**REQUEST**
Each entry that follows is to be retyped exactly. Pictures do not belong in the copy.

(Figure record extracts)
##############################
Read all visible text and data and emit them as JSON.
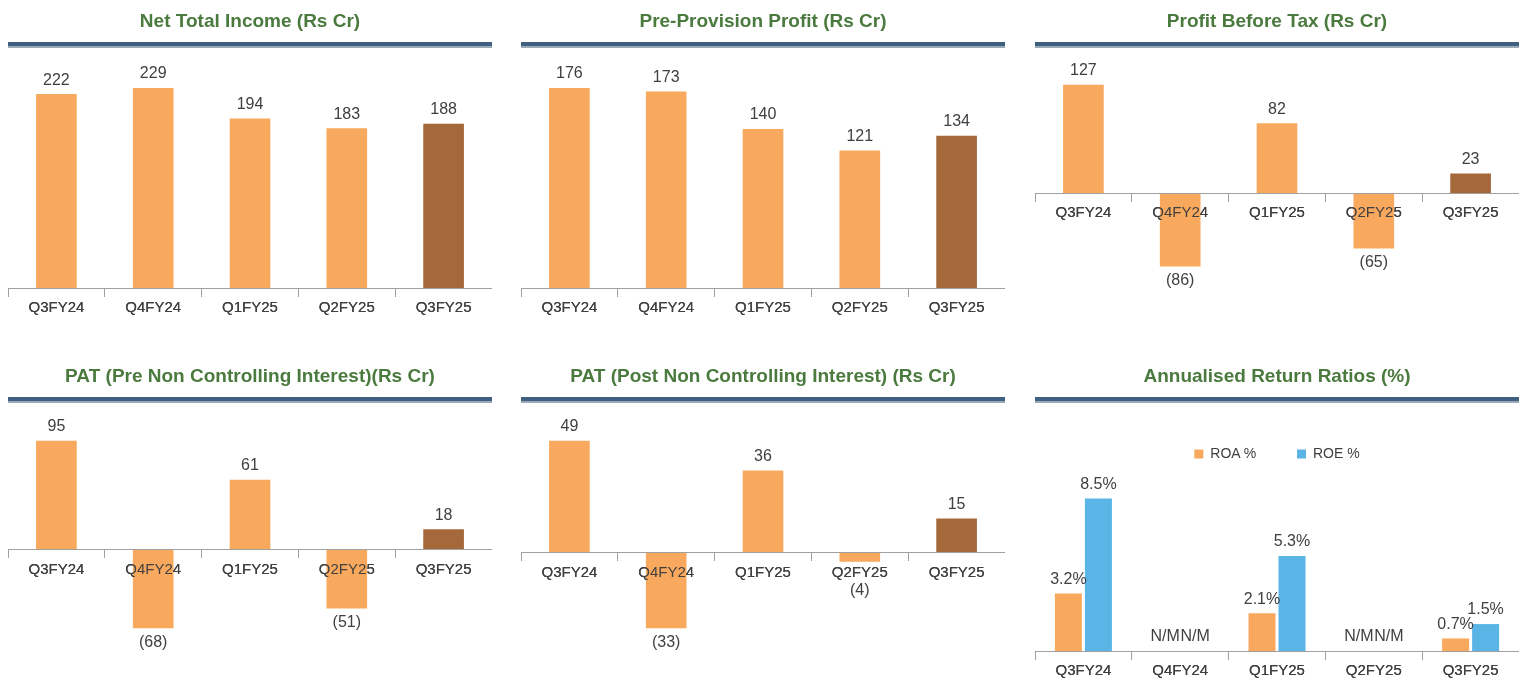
{
  "chart_data": [
    {
      "type": "bar",
      "title": "Net Total Income (Rs Cr)",
      "categories": [
        "Q3FY24",
        "Q4FY24",
        "Q1FY25",
        "Q2FY25",
        "Q3FY25"
      ],
      "values": [
        222,
        229,
        194,
        183,
        188
      ],
      "colors": [
        "#f9a95e",
        "#f9a95e",
        "#f9a95e",
        "#f9a95e",
        "#a5683a"
      ],
      "data_labels": true
    },
    {
      "type": "bar",
      "title": "Pre-Provision Profit (Rs Cr)",
      "categories": [
        "Q3FY24",
        "Q4FY24",
        "Q1FY25",
        "Q2FY25",
        "Q3FY25"
      ],
      "values": [
        176,
        173,
        140,
        121,
        134
      ],
      "colors": [
        "#f9a95e",
        "#f9a95e",
        "#f9a95e",
        "#f9a95e",
        "#a5683a"
      ],
      "data_labels": true
    },
    {
      "type": "bar",
      "title": "Profit Before Tax (Rs Cr)",
      "categories": [
        "Q3FY24",
        "Q4FY24",
        "Q1FY25",
        "Q2FY25",
        "Q3FY25"
      ],
      "values": [
        127,
        -86,
        82,
        -65,
        23
      ],
      "colors": [
        "#f9a95e",
        "#f9a95e",
        "#f9a95e",
        "#f9a95e",
        "#a5683a"
      ],
      "value_labels": [
        "127",
        "(86)",
        "82",
        "(65)",
        "23"
      ]
    },
    {
      "type": "bar",
      "title": "PAT (Pre Non Controlling Interest)(Rs Cr)",
      "categories": [
        "Q3FY24",
        "Q4FY24",
        "Q1FY25",
        "Q2FY25",
        "Q3FY25"
      ],
      "values": [
        95,
        -68,
        61,
        -51,
        18
      ],
      "colors": [
        "#f9a95e",
        "#f9a95e",
        "#f9a95e",
        "#f9a95e",
        "#a5683a"
      ],
      "value_labels": [
        "95",
        "(68)",
        "61",
        "(51)",
        "18"
      ]
    },
    {
      "type": "bar",
      "title": "PAT (Post Non Controlling Interest) (Rs Cr)",
      "categories": [
        "Q3FY24",
        "Q4FY24",
        "Q1FY25",
        "Q2FY25",
        "Q3FY25"
      ],
      "values": [
        49,
        -33,
        36,
        -4,
        15
      ],
      "colors": [
        "#f9a95e",
        "#f9a95e",
        "#f9a95e",
        "#f9a95e",
        "#a5683a"
      ],
      "value_labels": [
        "49",
        "(33)",
        "36",
        "(4)",
        "15"
      ]
    },
    {
      "type": "bar",
      "title": "Annualised Return Ratios (%)",
      "categories": [
        "Q3FY24",
        "Q4FY24",
        "Q1FY25",
        "Q2FY25",
        "Q3FY25"
      ],
      "legend": "top",
      "series": [
        {
          "name": "ROA %",
          "color": "#f9a95e",
          "values": [
            3.2,
            null,
            2.1,
            null,
            0.7
          ],
          "value_labels": [
            "3.2%",
            "N/M",
            "2.1%",
            "N/M",
            "0.7%"
          ]
        },
        {
          "name": "ROE %",
          "color": "#5ab4e5",
          "values": [
            8.5,
            null,
            5.3,
            null,
            1.5
          ],
          "value_labels": [
            "8.5%",
            "N/M",
            "5.3%",
            "N/M",
            "1.5%"
          ]
        }
      ]
    }
  ]
}
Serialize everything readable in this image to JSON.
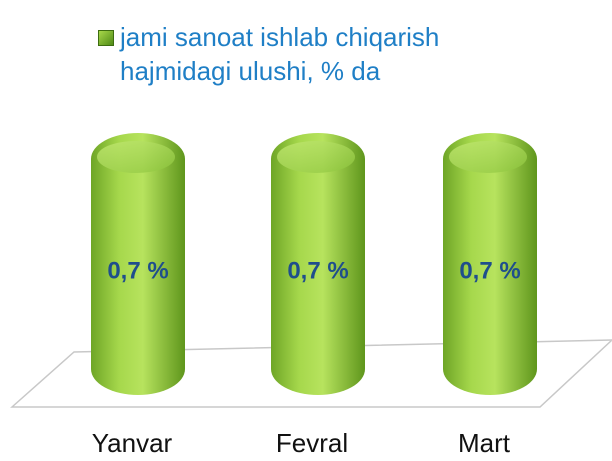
{
  "chart_data": {
    "type": "bar",
    "categories": [
      "Yanvar",
      "Fevral",
      "Mart"
    ],
    "series": [
      {
        "name": "jami sanoat ishlab chiqarish hajmidagi ulushi, % da",
        "color": "#8cc43c",
        "values": [
          0.7,
          0.7,
          0.7
        ],
        "value_labels": [
          "0,7 %",
          "0,7 %",
          "0,7 %"
        ]
      }
    ],
    "legend": "top"
  }
}
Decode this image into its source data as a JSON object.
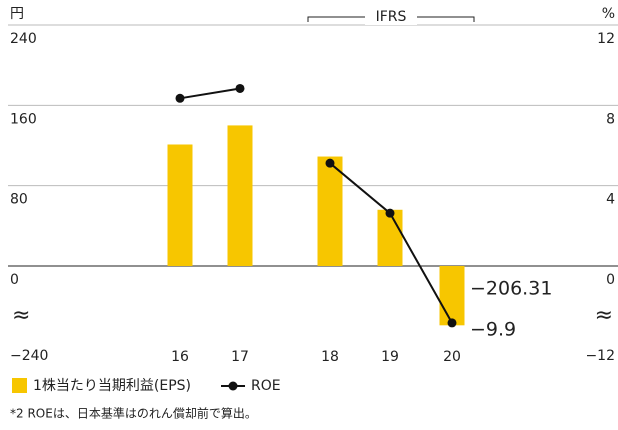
{
  "chart_data": {
    "type": "bar_line",
    "y_unit": "円",
    "y2_unit": "%",
    "categories": [
      "16",
      "17",
      "18",
      "19",
      "20"
    ],
    "series": [
      {
        "name": "1株当たり当期利益(EPS)",
        "type": "bar",
        "color": "#f7c600",
        "values": [
          121,
          140,
          109,
          56,
          -206.31
        ],
        "value_labels": [
          null,
          null,
          null,
          null,
          "−206.31"
        ]
      },
      {
        "name": "ROE",
        "type": "line",
        "axis": "y2",
        "color": "#111111",
        "values": [
          8.35,
          8.84,
          5.12,
          2.63,
          -9.9
        ],
        "value_labels": [
          null,
          null,
          null,
          null,
          "−9.9"
        ]
      }
    ],
    "ylim": [
      -240,
      240
    ],
    "yticks": [
      {
        "value": -240,
        "label": "−240"
      },
      0,
      80,
      160,
      240
    ],
    "y2lim": [
      -12,
      12
    ],
    "y2ticks": [
      {
        "value": -12,
        "label": "−12"
      },
      0,
      4,
      8,
      12
    ],
    "axis_break": true,
    "break_symbol": "≈",
    "bracket": {
      "label": "IFRS",
      "start": 2
    },
    "grid": true,
    "footnote": "*2 ROEは、日本基準はのれん償却前で算出。"
  }
}
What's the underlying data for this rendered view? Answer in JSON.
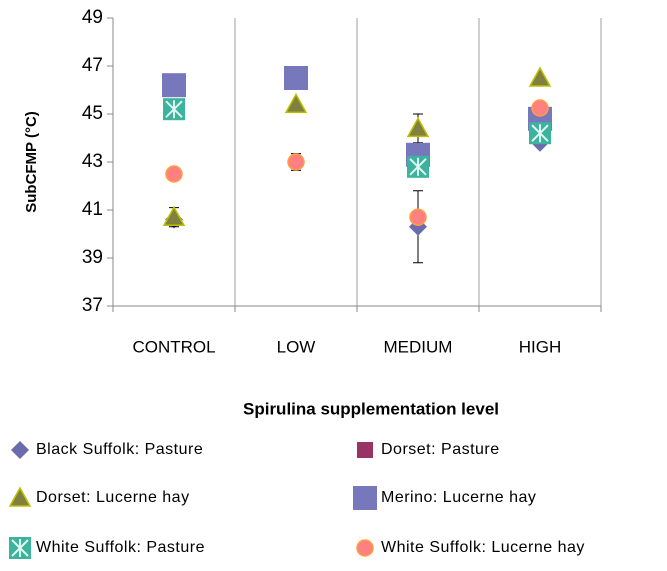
##############################
**REPLY**
Read all visible text and data and emit them as JSON.
{
  "chart_data": [
    {
      "type": "bar",
      "title": "Net Total Income (Rs Cr)",
      "categories": [
        "Q3FY24",
        "Q4FY24",
        "Q1FY25",
        "Q2FY25",
        "Q3FY25"
      ],
      "values": [
        222,
        229,
        194,
        183,
        188
      ],
      "colors": [
        "#f9a95e",
        "#f9a95e",
        "#f9a95e",
        "#f9a95e",
        "#a5683a"
      ],
      "data_labels": true
    },
    {
      "type": "bar",
      "title": "Pre-Provision Profit (Rs Cr)",
      "categories": [
        "Q3FY24",
        "Q4FY24",
        "Q1FY25",
        "Q2FY25",
        "Q3FY25"
      ],
      "values": [
        176,
        173,
        140,
        121,
        134
      ],
      "colors": [
        "#f9a95e",
        "#f9a95e",
        "#f9a95e",
        "#f9a95e",
        "#a5683a"
      ],
      "data_labels": true
    },
    {
      "type": "bar",
      "title": "Profit Before Tax (Rs Cr)",
      "categories": [
        "Q3FY24",
        "Q4FY24",
        "Q1FY25",
        "Q2FY25",
        "Q3FY25"
      ],
      "values": [
        127,
        -86,
        82,
        -65,
        23
      ],
      "colors": [
        "#f9a95e",
        "#f9a95e",
        "#f9a95e",
        "#f9a95e",
        "#a5683a"
      ],
      "value_labels": [
        "127",
        "(86)",
        "82",
        "(65)",
        "23"
      ]
    },
    {
      "type": "bar",
      "title": "PAT (Pre Non Controlling Interest)(Rs Cr)",
      "categories": [
        "Q3FY24",
        "Q4FY24",
        "Q1FY25",
        "Q2FY25",
        "Q3FY25"
      ],
      "values": [
        95,
        -68,
        61,
        -51,
        18
      ],
      "colors": [
        "#f9a95e",
        "#f9a95e",
        "#f9a95e",
        "#f9a95e",
        "#a5683a"
      ],
      "value_labels": [
        "95",
        "(68)",
        "61",
        "(51)",
        "18"
      ]
    },
    {
      "type": "bar",
      "title": "PAT (Post Non Controlling Interest) (Rs Cr)",
      "categories": [
        "Q3FY24",
        "Q4FY24",
        "Q1FY25",
        "Q2FY25",
        "Q3FY25"
      ],
      "values": [
        49,
        -33,
        36,
        -4,
        15
      ],
      "colors": [
        "#f9a95e",
        "#f9a95e",
        "#f9a95e",
        "#f9a95e",
        "#a5683a"
      ],
      "value_labels": [
        "49",
        "(33)",
        "36",
        "(4)",
        "15"
      ]
    },
    {
      "type": "bar",
      "title": "Annualised Return Ratios (%)",
      "categories": [
        "Q3FY24",
        "Q4FY24",
        "Q1FY25",
        "Q2FY25",
        "Q3FY25"
      ],
      "legend": "top",
      "series": [
        {
          "name": "ROA %",
          "color": "#f9a95e",
          "values": [
            3.2,
            null,
            2.1,
            null,
            0.7
          ],
          "value_labels": [
            "3.2%",
            "N/M",
            "2.1%",
            "N/M",
            "0.7%"
          ]
        },
        {
          "name": "ROE %",
          "color": "#5ab4e5",
          "values": [
            8.5,
            null,
            5.3,
            null,
            1.5
          ],
          "value_labels": [
            "8.5%",
            "N/M",
            "5.3%",
            "N/M",
            "1.5%"
          ]
        }
      ]
    }
  ]
}
Serialize everything readable in this image to JSON.
{
  "chart_data": {
    "type": "bar",
    "categories": [
      "Yanvar",
      "Fevral",
      "Mart"
    ],
    "series": [
      {
        "name": "jami sanoat ishlab chiqarish hajmidagi ulushi, % da",
        "color": "#8cc43c",
        "values": [
          0.7,
          0.7,
          0.7
        ],
        "value_labels": [
          "0,7 %",
          "0,7 %",
          "0,7 %"
        ]
      }
    ],
    "legend": "top"
  }
}
Decode this image into its source data as a JSON object.
{
  "chart_data": {
    "type": "bar_line",
    "y_unit": "円",
    "y2_unit": "%",
    "categories": [
      "16",
      "17",
      "18",
      "19",
      "20"
    ],
    "series": [
      {
        "name": "1株当たり当期利益(EPS)",
        "type": "bar",
        "color": "#f7c600",
        "values": [
          121,
          140,
          109,
          56,
          -206.31
        ],
        "value_labels": [
          null,
          null,
          null,
          null,
          "−206.31"
        ]
      },
      {
        "name": "ROE",
        "type": "line",
        "axis": "y2",
        "color": "#111111",
        "values": [
          8.35,
          8.84,
          5.12,
          2.63,
          -9.9
        ],
        "value_labels": [
          null,
          null,
          null,
          null,
          "−9.9"
        ]
      }
    ],
    "ylim": [
      -240,
      240
    ],
    "yticks": [
      {
        "value": -240,
        "label": "−240"
      },
      0,
      80,
      160,
      240
    ],
    "y2lim": [
      -12,
      12
    ],
    "y2ticks": [
      {
        "value": -12,
        "label": "−12"
      },
      0,
      4,
      8,
      12
    ],
    "axis_break": true,
    "break_symbol": "≈",
    "bracket": {
      "label": "IFRS",
      "start": 2
    },
    "grid": true,
    "footnote": "*2 ROEは、日本基準はのれん償却前で算出。"
  }
}
What's the underlying data for this rendered view? Answer in JSON.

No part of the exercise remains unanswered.